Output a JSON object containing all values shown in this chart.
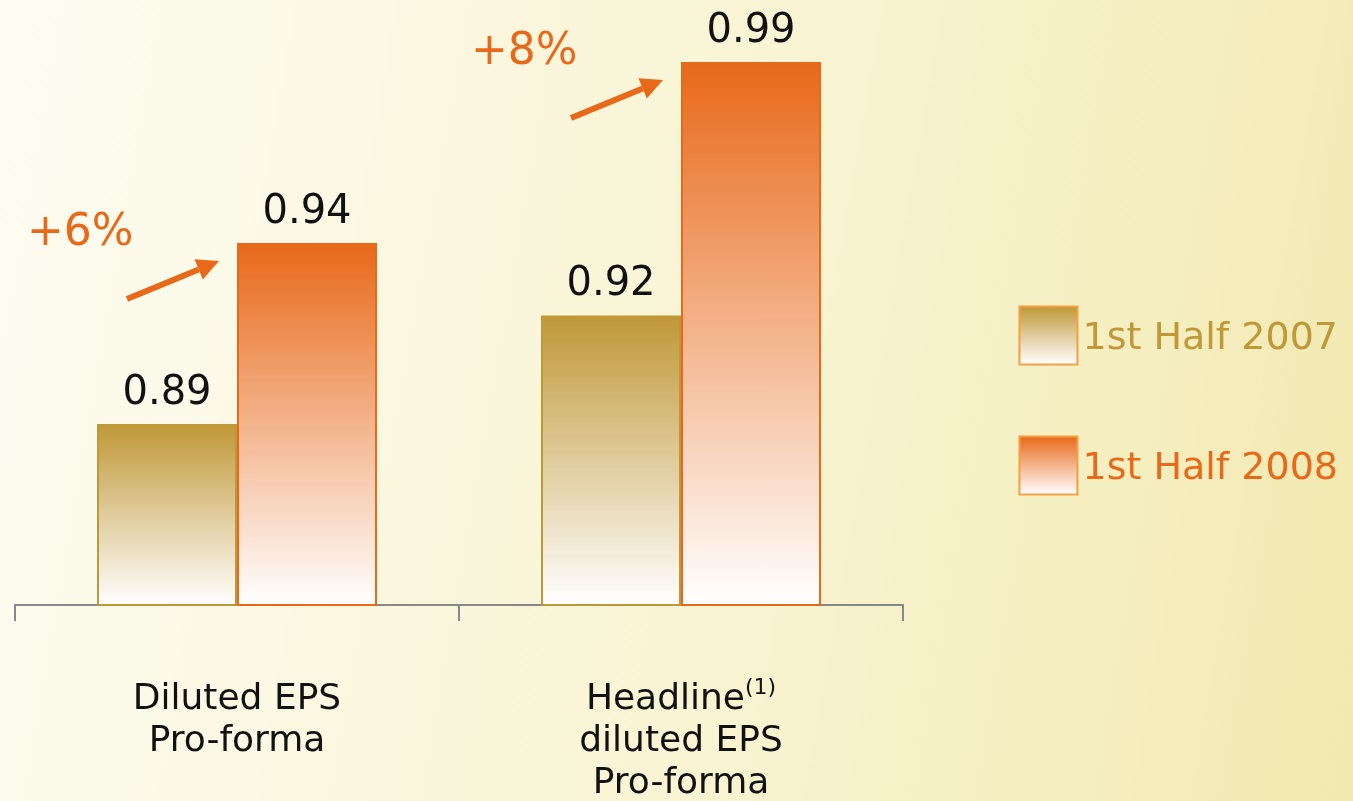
{
  "chart_data": {
    "type": "bar",
    "categories": [
      "Diluted EPS\nPro-forma",
      "Headline$^{(1)}$\ndiluted EPS\nPro-forma"
    ],
    "series": [
      {
        "name": "1st Half 2007",
        "color": "#c09838",
        "values": [
          0.89,
          0.92
        ]
      },
      {
        "name": "1st Half 2008",
        "color": "#e8691a",
        "values": [
          0.94,
          0.99
        ]
      }
    ],
    "ylim": [
      0.84,
      0.99
    ],
    "data_labels": true,
    "legend": "right",
    "grid": false,
    "annotations": [
      "+6%",
      "+8%"
    ]
  }
}
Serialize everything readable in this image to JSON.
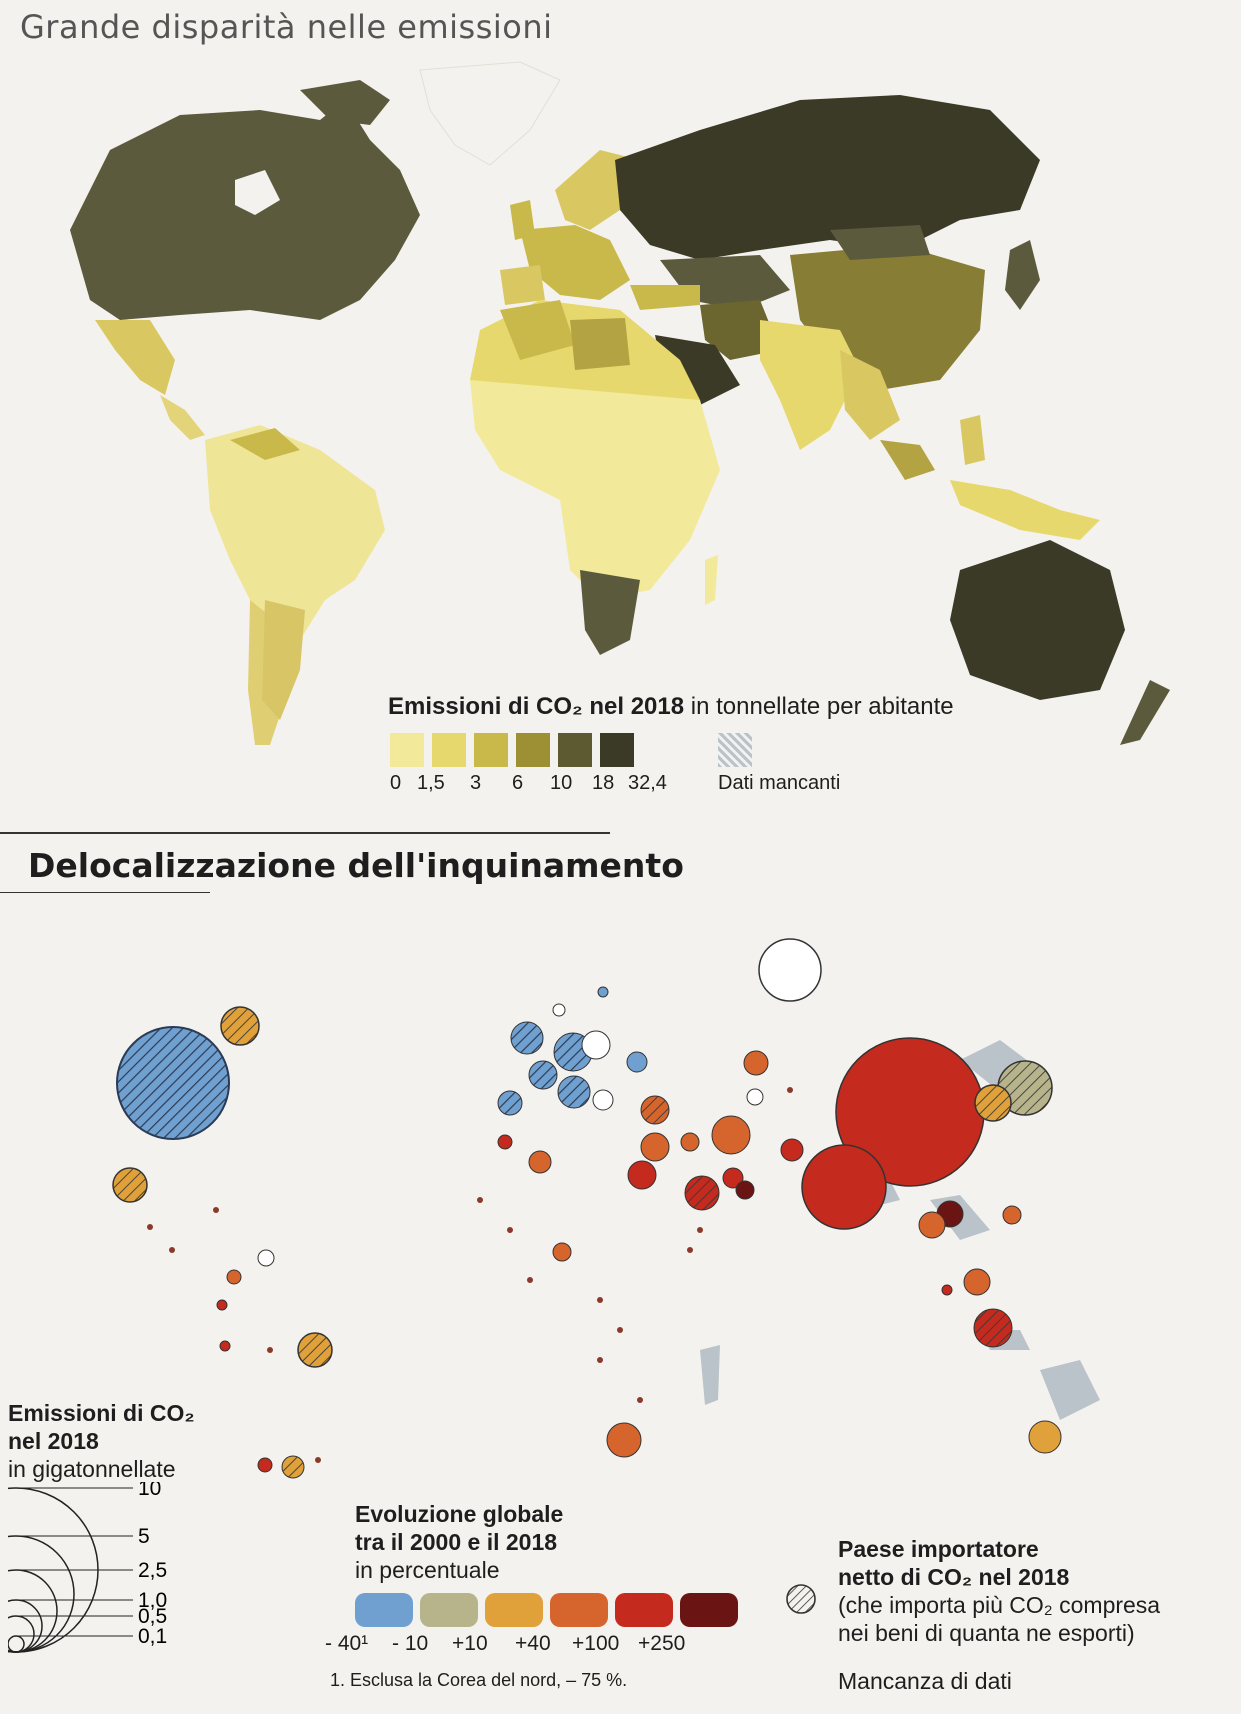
{
  "map1": {
    "title": "Grande disparità nelle emissioni",
    "legend": {
      "title_bold": "Emissioni di CO₂ nel 2018",
      "title_rest": " in tonnellate per abitante",
      "ticks": [
        "0",
        "1,5",
        "3",
        "6",
        "10",
        "18",
        "32,4"
      ],
      "colors": [
        "#f2ea9a",
        "#e6d86c",
        "#c9b84a",
        "#9c8f34",
        "#5d5930",
        "#3b3a26"
      ],
      "missing_label": "Dati mancanti",
      "missing_color": "#b9c3c9"
    }
  },
  "map2": {
    "title": "Delocalizzazione dell'inquinamento",
    "size_legend": {
      "title_bold_1": "Emissioni di CO₂",
      "title_bold_2": "nel 2018",
      "title_rest": "in gigatonnellate",
      "values": [
        "10",
        "5",
        "2,5",
        "1,0",
        "0,5",
        "0,1"
      ]
    },
    "evolution_legend": {
      "title_bold_1": "Evoluzione globale",
      "title_bold_2": "tra il 2000 e il 2018",
      "title_rest": "in percentuale",
      "labels": [
        "- 40¹",
        "- 10",
        "+10",
        "+40",
        "+100",
        "+250"
      ],
      "colors": [
        "#6fa0cf",
        "#b7b38a",
        "#e0a03a",
        "#d6652d",
        "#c42a1e",
        "#6b1414"
      ],
      "footnote": "1. Esclusa la Corea del nord, – 75 %."
    },
    "importer_legend": {
      "title_bold_1": "Paese importatore",
      "title_bold_2": "netto di CO₂ nel 2018",
      "desc_1": "(che importa più CO₂ compresa",
      "desc_2": "nei beni di quanta ne esporti)",
      "no_data": "Mancanza di dati"
    }
  }
}
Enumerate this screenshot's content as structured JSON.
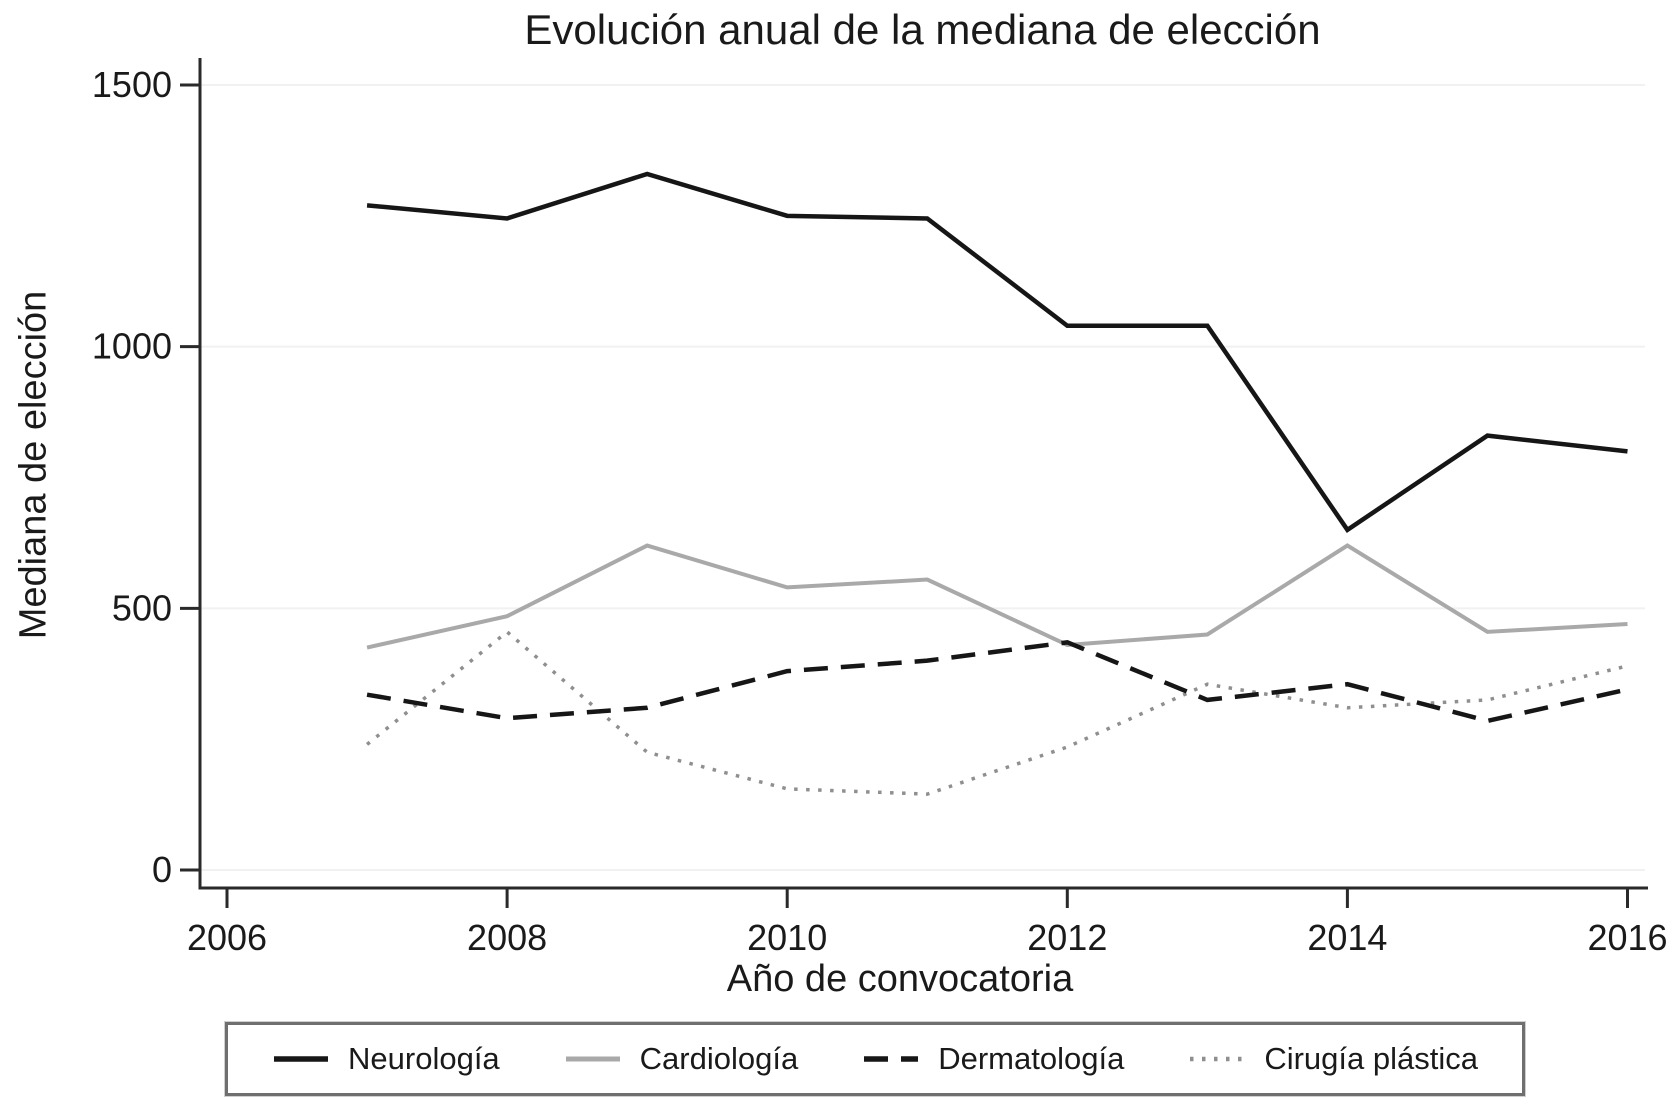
{
  "chart_data": {
    "type": "line",
    "title": "Evolución anual de la mediana de elección",
    "xlabel": "Año de convocatoria",
    "ylabel": "Mediana de elección",
    "x": [
      2007,
      2008,
      2009,
      2010,
      2011,
      2012,
      2013,
      2014,
      2015,
      2016
    ],
    "series": [
      {
        "name": "Neurología",
        "color": "#161616",
        "style": "solid",
        "width": 4.5,
        "values": [
          1270,
          1245,
          1330,
          1250,
          1245,
          1040,
          1040,
          650,
          830,
          800
        ]
      },
      {
        "name": "Cardiología",
        "color": "#a9a9a9",
        "style": "solid",
        "width": 4,
        "values": [
          425,
          485,
          620,
          540,
          555,
          430,
          450,
          620,
          455,
          470
        ]
      },
      {
        "name": "Dermatología",
        "color": "#161616",
        "style": "dashed",
        "width": 4.5,
        "values": [
          335,
          290,
          310,
          380,
          400,
          435,
          325,
          355,
          285,
          345
        ]
      },
      {
        "name": "Cirugía plástica",
        "color": "#8f8f8f",
        "style": "dotted",
        "width": 3.5,
        "values": [
          240,
          455,
          225,
          155,
          145,
          235,
          355,
          310,
          325,
          390
        ]
      }
    ],
    "xlim": [
      2006,
      2016
    ],
    "ylim": [
      0,
      1500
    ],
    "x_ticks": [
      2006,
      2008,
      2010,
      2012,
      2014,
      2016
    ],
    "y_ticks": [
      0,
      500,
      1000,
      1500
    ],
    "grid": true,
    "gridline_color": "#f1f1f1",
    "axis_color": "#2a2a2a",
    "legend_position": "bottom"
  }
}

===============

What is required: Repeat the listing in full and exactly. Do not include any images.

Result of the task:
Output a JSON object containing all values shown in this chart.
{
  "chart_data": {
    "type": "bar",
    "categories": [
      "Diluted EPS\nPro-forma",
      "Headline$^{(1)}$\ndiluted EPS\nPro-forma"
    ],
    "series": [
      {
        "name": "1st Half 2007",
        "color": "#c09838",
        "values": [
          0.89,
          0.92
        ]
      },
      {
        "name": "1st Half 2008",
        "color": "#e8691a",
        "values": [
          0.94,
          0.99
        ]
      }
    ],
    "ylim": [
      0.84,
      0.99
    ],
    "data_labels": true,
    "legend": "right",
    "grid": false,
    "annotations": [
      "+6%",
      "+8%"
    ]
  }
}
Serialize everything readable in this image to JSON.
{
  "map1": {
    "title": "Grande disparità nelle emissioni",
    "legend": {
      "title_bold": "Emissioni di CO₂ nel 2018",
      "title_rest": " in tonnellate per abitante",
      "ticks": [
        "0",
        "1,5",
        "3",
        "6",
        "10",
        "18",
        "32,4"
      ],
      "colors": [
        "#f2ea9a",
        "#e6d86c",
        "#c9b84a",
        "#9c8f34",
        "#5d5930",
        "#3b3a26"
      ],
      "missing_label": "Dati mancanti",
      "missing_color": "#b9c3c9"
    }
  },
  "map2": {
    "title": "Delocalizzazione dell'inquinamento",
    "size_legend": {
      "title_bold_1": "Emissioni di CO₂",
      "title_bold_2": "nel 2018",
      "title_rest": "in gigatonnellate",
      "values": [
        "10",
        "5",
        "2,5",
        "1,0",
        "0,5",
        "0,1"
      ]
    },
    "evolution_legend": {
      "title_bold_1": "Evoluzione globale",
      "title_bold_2": "tra il 2000 e il 2018",
      "title_rest": "in percentuale",
      "labels": [
        "- 40¹",
        "- 10",
        "+10",
        "+40",
        "+100",
        "+250"
      ],
      "colors": [
        "#6fa0cf",
        "#b7b38a",
        "#e0a03a",
        "#d6652d",
        "#c42a1e",
        "#6b1414"
      ],
      "footnote": "1. Esclusa la Corea del nord, – 75 %."
    },
    "importer_legend": {
      "title_bold_1": "Paese importatore",
      "title_bold_2": "netto di CO₂ nel 2018",
      "desc_1": "(che importa più CO₂ compresa",
      "desc_2": "nei beni di quanta ne esporti)",
      "no_data": "Mancanza di dati"
    }
  }
}
Enumerate this screenshot's content as structured JSON.
{
  "chart_data": {
    "type": "line",
    "title": "Evolución anual de la mediana de elección",
    "xlabel": "Año de convocatoria",
    "ylabel": "Mediana de elección",
    "x": [
      2007,
      2008,
      2009,
      2010,
      2011,
      2012,
      2013,
      2014,
      2015,
      2016
    ],
    "series": [
      {
        "name": "Neurología",
        "color": "#161616",
        "style": "solid",
        "width": 4.5,
        "values": [
          1270,
          1245,
          1330,
          1250,
          1245,
          1040,
          1040,
          650,
          830,
          800
        ]
      },
      {
        "name": "Cardiología",
        "color": "#a9a9a9",
        "style": "solid",
        "width": 4,
        "values": [
          425,
          485,
          620,
          540,
          555,
          430,
          450,
          620,
          455,
          470
        ]
      },
      {
        "name": "Dermatología",
        "color": "#161616",
        "style": "dashed",
        "width": 4.5,
        "values": [
          335,
          290,
          310,
          380,
          400,
          435,
          325,
          355,
          285,
          345
        ]
      },
      {
        "name": "Cirugía plástica",
        "color": "#8f8f8f",
        "style": "dotted",
        "width": 3.5,
        "values": [
          240,
          455,
          225,
          155,
          145,
          235,
          355,
          310,
          325,
          390
        ]
      }
    ],
    "xlim": [
      2006,
      2016
    ],
    "ylim": [
      0,
      1500
    ],
    "x_ticks": [
      2006,
      2008,
      2010,
      2012,
      2014,
      2016
    ],
    "y_ticks": [
      0,
      500,
      1000,
      1500
    ],
    "grid": true,
    "gridline_color": "#f1f1f1",
    "axis_color": "#2a2a2a",
    "legend_position": "bottom"
  }
}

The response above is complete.